What the task asks:
Locate the string "color" in the records below. Copy every line where it occurs.

--- Start of Information shown ---

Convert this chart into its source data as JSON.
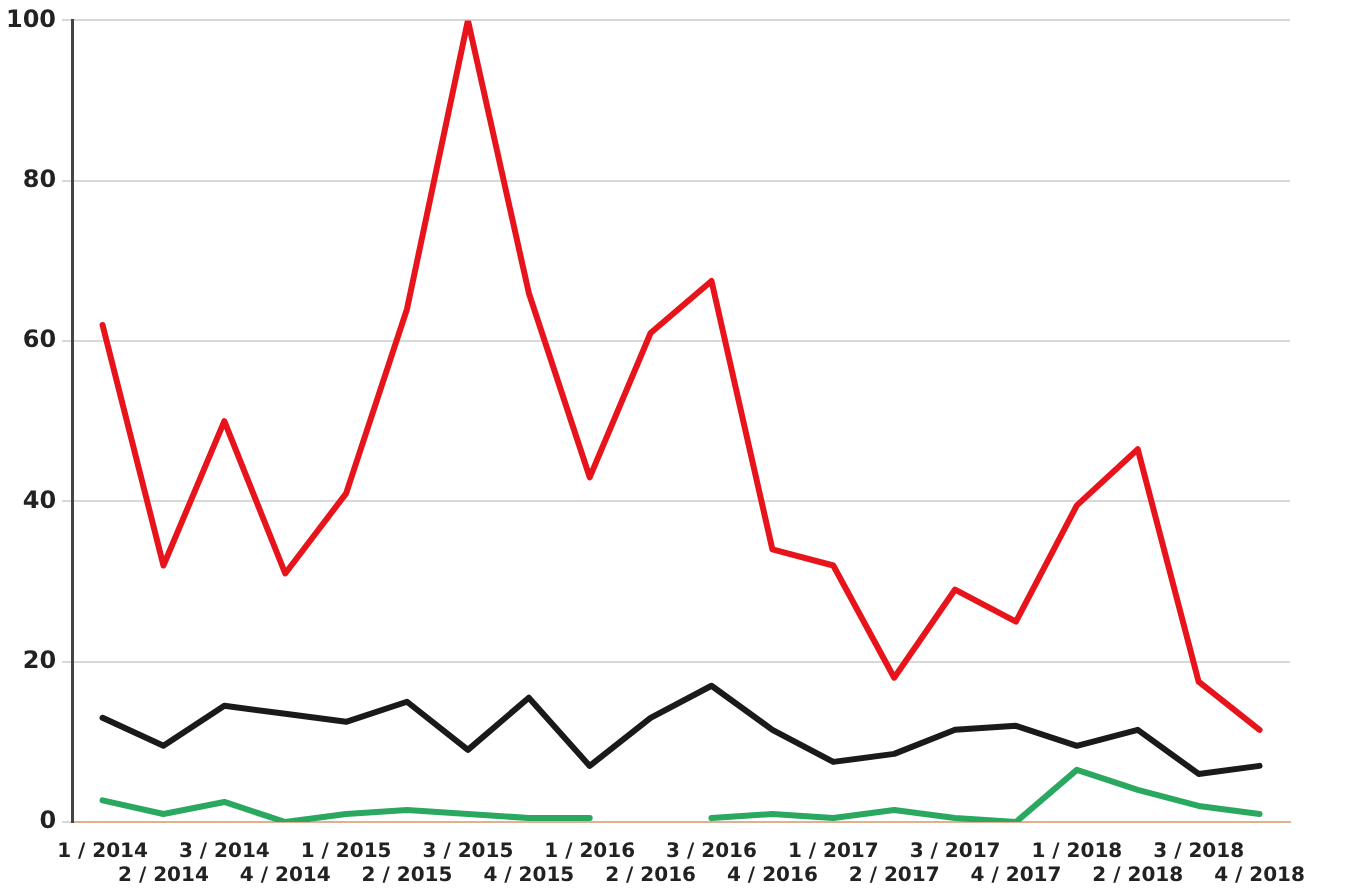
{
  "chart_data": {
    "type": "line",
    "categories": [
      "1 / 2014",
      "2 / 2014",
      "3 / 2014",
      "4 / 2014",
      "1 / 2015",
      "2 / 2015",
      "3 / 2015",
      "4 / 2015",
      "1 / 2016",
      "2 / 2016",
      "3 / 2016",
      "4 / 2016",
      "1 / 2017",
      "2 / 2017",
      "3 / 2017",
      "4 / 2017",
      "1 / 2018",
      "2 / 2018",
      "3 / 2018",
      "4 / 2018"
    ],
    "series": [
      {
        "color": "#e8141c",
        "values": [
          62,
          32,
          50,
          31,
          41,
          64,
          100,
          66,
          43,
          61,
          67.5,
          34,
          32,
          18,
          29,
          25,
          39.5,
          46.5,
          17.5,
          11.5
        ]
      },
      {
        "color": "#1a1a1a",
        "values": [
          13,
          9.5,
          14.5,
          13.5,
          12.5,
          15,
          9,
          15.5,
          7,
          13,
          17,
          11.5,
          7.5,
          8.5,
          11.5,
          12,
          9.5,
          11.5,
          6,
          7
        ]
      },
      {
        "color": "#2aa860",
        "values": [
          2.7,
          1,
          2.5,
          0,
          1,
          1.5,
          1,
          0.5,
          0.5,
          null,
          0.5,
          1,
          0.5,
          1.5,
          0.5,
          0,
          6.5,
          4,
          2,
          1
        ]
      }
    ],
    "ylim": [
      0,
      100
    ],
    "yticks": [
      0,
      20,
      40,
      60,
      80,
      100
    ],
    "grid": "y",
    "legend": false,
    "marker": "none",
    "line_style": "solid"
  }
}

--- End of Information shown ---

Exercise result:
        "color": "#e8141c",
        "color": "#1a1a1a",
        "color": "#2aa860",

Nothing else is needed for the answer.